#### What the exercise asks
Reproduce all of the material word for word.

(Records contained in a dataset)
◇ ◇ ◇ ◇ ◇
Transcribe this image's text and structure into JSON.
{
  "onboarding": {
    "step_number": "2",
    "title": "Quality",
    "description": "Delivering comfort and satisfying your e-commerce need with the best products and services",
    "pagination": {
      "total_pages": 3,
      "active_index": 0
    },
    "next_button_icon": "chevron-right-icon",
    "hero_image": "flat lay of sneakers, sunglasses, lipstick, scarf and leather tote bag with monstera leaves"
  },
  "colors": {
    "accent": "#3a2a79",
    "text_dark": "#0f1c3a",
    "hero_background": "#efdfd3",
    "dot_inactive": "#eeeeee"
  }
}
◇ ◇ ◇ ◇ ◇
#### Solution to the problem
Transcribe this image's text and structure into JSON.
{
  "onboarding": {
    "step_number": "2",
    "title": "Quality",
    "description": "Delivering comfort and satisfying your e-commerce need with the best products and services",
    "pagination": {
      "total_pages": 3,
      "active_index": 0
    },
    "next_button_icon": "chevron-right-icon",
    "hero_image": "flat lay of sneakers, sunglasses, lipstick, scarf and leather tote bag with monstera leaves"
  },
  "colors": {
    "accent": "#3a2a79",
    "text_dark": "#0f1c3a",
    "hero_background": "#efdfd3",
    "dot_inactive": "#eeeeee"
  }
}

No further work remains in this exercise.